THE TASK:
Each line of the material below should be reproduced exactly.

★ ★ ★

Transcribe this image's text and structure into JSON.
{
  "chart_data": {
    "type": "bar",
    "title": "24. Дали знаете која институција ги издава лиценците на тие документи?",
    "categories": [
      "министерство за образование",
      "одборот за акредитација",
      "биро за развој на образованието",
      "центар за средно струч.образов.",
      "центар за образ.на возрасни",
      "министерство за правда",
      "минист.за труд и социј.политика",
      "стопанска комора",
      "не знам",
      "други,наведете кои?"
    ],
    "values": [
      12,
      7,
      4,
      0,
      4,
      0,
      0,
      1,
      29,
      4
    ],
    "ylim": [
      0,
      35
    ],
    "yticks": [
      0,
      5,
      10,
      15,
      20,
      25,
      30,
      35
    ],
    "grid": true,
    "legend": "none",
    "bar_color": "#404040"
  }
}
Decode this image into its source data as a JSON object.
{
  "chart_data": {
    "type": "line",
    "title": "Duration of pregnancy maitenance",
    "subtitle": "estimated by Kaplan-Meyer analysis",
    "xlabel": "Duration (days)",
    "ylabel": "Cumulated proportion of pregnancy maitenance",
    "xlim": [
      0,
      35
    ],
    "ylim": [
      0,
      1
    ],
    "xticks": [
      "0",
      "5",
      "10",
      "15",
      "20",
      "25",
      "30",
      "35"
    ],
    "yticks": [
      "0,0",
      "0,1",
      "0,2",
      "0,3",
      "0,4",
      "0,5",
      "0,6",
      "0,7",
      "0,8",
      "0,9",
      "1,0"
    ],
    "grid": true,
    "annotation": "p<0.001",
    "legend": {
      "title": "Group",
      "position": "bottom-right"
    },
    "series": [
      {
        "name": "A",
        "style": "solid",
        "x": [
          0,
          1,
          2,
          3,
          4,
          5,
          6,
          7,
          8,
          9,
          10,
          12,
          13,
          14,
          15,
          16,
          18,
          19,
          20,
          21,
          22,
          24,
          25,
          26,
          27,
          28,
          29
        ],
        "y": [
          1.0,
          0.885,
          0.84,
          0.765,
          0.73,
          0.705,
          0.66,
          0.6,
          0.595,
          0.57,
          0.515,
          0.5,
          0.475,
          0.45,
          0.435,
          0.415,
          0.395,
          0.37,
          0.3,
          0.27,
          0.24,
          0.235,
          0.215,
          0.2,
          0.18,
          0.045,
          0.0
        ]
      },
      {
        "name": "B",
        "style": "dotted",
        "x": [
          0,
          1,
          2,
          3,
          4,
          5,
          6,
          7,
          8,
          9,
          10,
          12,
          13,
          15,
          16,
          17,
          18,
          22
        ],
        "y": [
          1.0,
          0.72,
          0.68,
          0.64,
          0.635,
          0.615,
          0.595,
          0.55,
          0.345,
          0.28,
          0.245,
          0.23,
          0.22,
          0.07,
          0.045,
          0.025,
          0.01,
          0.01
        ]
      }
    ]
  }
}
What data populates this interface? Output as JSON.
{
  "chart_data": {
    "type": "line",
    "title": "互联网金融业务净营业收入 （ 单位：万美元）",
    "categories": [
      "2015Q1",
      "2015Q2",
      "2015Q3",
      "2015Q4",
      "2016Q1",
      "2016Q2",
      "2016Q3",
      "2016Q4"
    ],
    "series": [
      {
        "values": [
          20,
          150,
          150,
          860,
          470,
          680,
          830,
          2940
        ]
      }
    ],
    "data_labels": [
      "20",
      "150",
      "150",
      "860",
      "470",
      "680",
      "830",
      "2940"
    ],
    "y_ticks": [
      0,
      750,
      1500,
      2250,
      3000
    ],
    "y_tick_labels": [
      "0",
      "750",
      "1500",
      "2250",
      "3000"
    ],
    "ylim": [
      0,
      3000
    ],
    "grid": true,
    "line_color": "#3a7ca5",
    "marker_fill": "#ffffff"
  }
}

★ ★ ★

ANSWER:
Transcribe this image's text and structure into JSON.
{
  "chart_data": {
    "type": "bar",
    "title": "24. Дали знаете која институција ги издава лиценците на тие документи?",
    "categories": [
      "министерство за образование",
      "одборот за акредитација",
      "биро за развој на образованието",
      "центар за средно струч.образов.",
      "центар за образ.на возрасни",
      "министерство за правда",
      "минист.за труд и социј.политика",
      "стопанска комора",
      "не знам",
      "други,наведете кои?"
    ],
    "values": [
      12,
      7,
      4,
      0,
      4,
      0,
      0,
      1,
      29,
      4
    ],
    "ylim": [
      0,
      35
    ],
    "yticks": [
      0,
      5,
      10,
      15,
      20,
      25,
      30,
      35
    ],
    "grid": true,
    "legend": "none",
    "bar_color": "#404040"
  }
}
Decode this image into its source data as a JSON object.
{
  "chart_data": {
    "type": "line",
    "title": "Duration of pregnancy maitenance",
    "subtitle": "estimated by Kaplan-Meyer analysis",
    "xlabel": "Duration (days)",
    "ylabel": "Cumulated proportion of pregnancy maitenance",
    "xlim": [
      0,
      35
    ],
    "ylim": [
      0,
      1
    ],
    "xticks": [
      "0",
      "5",
      "10",
      "15",
      "20",
      "25",
      "30",
      "35"
    ],
    "yticks": [
      "0,0",
      "0,1",
      "0,2",
      "0,3",
      "0,4",
      "0,5",
      "0,6",
      "0,7",
      "0,8",
      "0,9",
      "1,0"
    ],
    "grid": true,
    "annotation": "p<0.001",
    "legend": {
      "title": "Group",
      "position": "bottom-right"
    },
    "series": [
      {
        "name": "A",
        "style": "solid",
        "x": [
          0,
          1,
          2,
          3,
          4,
          5,
          6,
          7,
          8,
          9,
          10,
          12,
          13,
          14,
          15,
          16,
          18,
          19,
          20,
          21,
          22,
          24,
          25,
          26,
          27,
          28,
          29
        ],
        "y": [
          1.0,
          0.885,
          0.84,
          0.765,
          0.73,
          0.705,
          0.66,
          0.6,
          0.595,
          0.57,
          0.515,
          0.5,
          0.475,
          0.45,
          0.435,
          0.415,
          0.395,
          0.37,
          0.3,
          0.27,
          0.24,
          0.235,
          0.215,
          0.2,
          0.18,
          0.045,
          0.0
        ]
      },
      {
        "name": "B",
        "style": "dotted",
        "x": [
          0,
          1,
          2,
          3,
          4,
          5,
          6,
          7,
          8,
          9,
          10,
          12,
          13,
          15,
          16,
          17,
          18,
          22
        ],
        "y": [
          1.0,
          0.72,
          0.68,
          0.64,
          0.635,
          0.615,
          0.595,
          0.55,
          0.345,
          0.28,
          0.245,
          0.23,
          0.22,
          0.07,
          0.045,
          0.025,
          0.01,
          0.01
        ]
      }
    ]
  }
}
What data populates this interface? Output as JSON.
{
  "chart_data": {
    "type": "line",
    "title": "互联网金融业务净营业收入 （ 单位：万美元）",
    "categories": [
      "2015Q1",
      "2015Q2",
      "2015Q3",
      "2015Q4",
      "2016Q1",
      "2016Q2",
      "2016Q3",
      "2016Q4"
    ],
    "series": [
      {
        "values": [
          20,
          150,
          150,
          860,
          470,
          680,
          830,
          2940
        ]
      }
    ],
    "data_labels": [
      "20",
      "150",
      "150",
      "860",
      "470",
      "680",
      "830",
      "2940"
    ],
    "y_ticks": [
      0,
      750,
      1500,
      2250,
      3000
    ],
    "y_tick_labels": [
      "0",
      "750",
      "1500",
      "2250",
      "3000"
    ],
    "ylim": [
      0,
      3000
    ],
    "grid": true,
    "line_color": "#3a7ca5",
    "marker_fill": "#ffffff"
  }
}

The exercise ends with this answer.